- Source passage
-- BEGIN --

In re: Nathaniel Crenshaw/City of Richlawn

Summary: The City of Richlawn (“the City”) did not subvert the intent
of the Open Records Act (“the Act”) when it denied a request for records
it does not possess but stated that it would continue to search for
responsive records.

Open Records Decision

On June 2, 2023, Nathaniel Crenshaw (“Appellant”) submitted a request to the
City for “[a]ll records relating to the establishment of a public sewer system on
Blenheim Road, Gibson Road, Heady Avenue, Don Allen Road, and Taggart Drive.”
On June 3, 2023, the City responded that it would “continue to search for any records
from the 1940’s that pertain to the City,” but it had concluded “that the City had
nothing to do with the installation of sewers. That was all done by the original
developer of the subdivision and was done before the City . . . was incorporated.
Therefore, [the City had] no such records.” The City further advised that if it found
“anything more,” it would “let [the Appellant] know.” This appeal followed.

“If a person feels the intent of [the Act] is being subverted by an agency short
of denial of inspection, including but not limited ... delay past the five (5) day period
described in [KRS 61.880(1)] ... the person may complain in writing to the Attorney
General, and the complaint shall be subject to the same adjudicatory process as if the
record had been denied.” KRS 61.880(4). The Appellant alleges the City subverted
the intent of the Act when it did not provide him with responsive records after stating
it would continue to search for them.Upon receiving a request to inspect records, a public agency must decide within
five business days whether to grant the request, or deny it and explain why.

-- END --

- Extracted data
-- BEGIN --

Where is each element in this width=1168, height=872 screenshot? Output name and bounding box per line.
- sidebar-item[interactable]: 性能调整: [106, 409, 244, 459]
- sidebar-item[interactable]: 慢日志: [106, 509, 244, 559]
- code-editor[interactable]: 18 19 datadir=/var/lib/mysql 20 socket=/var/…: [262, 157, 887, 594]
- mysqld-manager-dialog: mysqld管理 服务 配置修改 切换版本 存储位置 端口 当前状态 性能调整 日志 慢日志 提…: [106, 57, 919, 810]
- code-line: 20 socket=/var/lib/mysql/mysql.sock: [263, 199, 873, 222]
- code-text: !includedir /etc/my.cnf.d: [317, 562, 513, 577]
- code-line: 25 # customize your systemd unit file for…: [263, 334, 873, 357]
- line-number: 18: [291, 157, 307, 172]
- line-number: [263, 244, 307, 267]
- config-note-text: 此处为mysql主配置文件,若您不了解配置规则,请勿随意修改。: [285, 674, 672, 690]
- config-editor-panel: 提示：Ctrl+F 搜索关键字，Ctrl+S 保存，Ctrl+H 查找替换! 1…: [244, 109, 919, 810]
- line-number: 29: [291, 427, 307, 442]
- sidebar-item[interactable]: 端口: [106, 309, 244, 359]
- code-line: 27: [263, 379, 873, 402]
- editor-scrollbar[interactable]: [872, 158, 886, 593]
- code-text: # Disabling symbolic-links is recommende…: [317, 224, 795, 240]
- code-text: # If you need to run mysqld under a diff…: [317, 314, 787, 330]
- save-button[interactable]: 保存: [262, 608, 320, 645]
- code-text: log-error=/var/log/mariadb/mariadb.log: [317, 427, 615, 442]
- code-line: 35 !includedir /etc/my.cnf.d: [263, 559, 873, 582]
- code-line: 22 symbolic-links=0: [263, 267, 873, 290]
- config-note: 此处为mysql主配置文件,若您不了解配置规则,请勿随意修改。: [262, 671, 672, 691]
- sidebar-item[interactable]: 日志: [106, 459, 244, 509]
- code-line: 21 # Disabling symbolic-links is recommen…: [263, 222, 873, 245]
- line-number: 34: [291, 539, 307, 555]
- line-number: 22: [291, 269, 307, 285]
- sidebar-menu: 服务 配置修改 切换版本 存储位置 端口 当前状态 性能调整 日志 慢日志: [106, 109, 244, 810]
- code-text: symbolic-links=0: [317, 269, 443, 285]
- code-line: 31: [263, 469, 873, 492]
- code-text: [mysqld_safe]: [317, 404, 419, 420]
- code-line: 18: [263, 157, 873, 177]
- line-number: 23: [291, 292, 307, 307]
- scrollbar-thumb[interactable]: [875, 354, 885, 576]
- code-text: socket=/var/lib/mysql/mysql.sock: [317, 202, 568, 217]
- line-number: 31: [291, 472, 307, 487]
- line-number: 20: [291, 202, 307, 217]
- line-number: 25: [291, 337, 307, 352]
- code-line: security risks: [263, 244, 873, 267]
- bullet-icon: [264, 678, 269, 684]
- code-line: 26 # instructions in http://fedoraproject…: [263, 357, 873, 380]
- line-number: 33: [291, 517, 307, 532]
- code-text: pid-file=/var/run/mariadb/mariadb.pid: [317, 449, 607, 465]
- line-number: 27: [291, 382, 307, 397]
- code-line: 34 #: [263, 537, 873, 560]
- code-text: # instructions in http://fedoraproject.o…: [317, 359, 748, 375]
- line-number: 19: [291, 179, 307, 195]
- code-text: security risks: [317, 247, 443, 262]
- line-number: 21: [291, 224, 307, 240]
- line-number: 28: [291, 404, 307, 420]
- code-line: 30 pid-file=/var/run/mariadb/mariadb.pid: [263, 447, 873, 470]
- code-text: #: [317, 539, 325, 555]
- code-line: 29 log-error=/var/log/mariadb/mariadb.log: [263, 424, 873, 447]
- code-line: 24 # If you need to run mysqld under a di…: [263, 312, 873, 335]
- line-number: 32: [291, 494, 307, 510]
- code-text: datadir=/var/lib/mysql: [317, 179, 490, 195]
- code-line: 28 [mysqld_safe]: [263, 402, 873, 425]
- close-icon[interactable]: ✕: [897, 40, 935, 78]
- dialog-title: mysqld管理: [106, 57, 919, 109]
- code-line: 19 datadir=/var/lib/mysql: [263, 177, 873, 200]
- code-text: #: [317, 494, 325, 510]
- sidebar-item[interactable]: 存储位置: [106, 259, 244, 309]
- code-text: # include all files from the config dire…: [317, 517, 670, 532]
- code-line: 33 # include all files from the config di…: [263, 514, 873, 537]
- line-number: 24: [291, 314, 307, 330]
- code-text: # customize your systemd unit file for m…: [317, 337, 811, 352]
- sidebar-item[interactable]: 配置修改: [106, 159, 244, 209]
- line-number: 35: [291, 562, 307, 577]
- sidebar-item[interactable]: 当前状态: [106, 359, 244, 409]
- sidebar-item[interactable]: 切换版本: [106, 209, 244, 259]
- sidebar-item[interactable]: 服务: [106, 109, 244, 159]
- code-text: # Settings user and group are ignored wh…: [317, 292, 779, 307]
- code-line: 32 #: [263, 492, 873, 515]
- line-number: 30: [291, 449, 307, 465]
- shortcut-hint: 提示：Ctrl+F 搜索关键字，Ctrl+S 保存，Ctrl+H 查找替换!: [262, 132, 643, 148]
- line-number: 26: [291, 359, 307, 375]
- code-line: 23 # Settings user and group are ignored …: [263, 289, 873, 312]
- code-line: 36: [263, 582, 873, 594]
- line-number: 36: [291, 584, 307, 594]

-- END --

- Required work
A) According to the open records decision, who installed the sewers, in the City's account?
B) From the open records decision, quote the passage starting at "On June 3, 2023, the" and ending at "City . . . was incorporated.".

- Results of the exercise
A) The original developer of the subdivision installed the sewers, before the City was incorporated.

B)
On June 3, 2023, the City responded that it would “continue to search for any records
from the 1940’s that pertain to the City,” but it had concluded “that the City had
nothing to do with the installation of sewers. That was all done by the original
developer of the subdivision and was done before the City . . . was incorporated.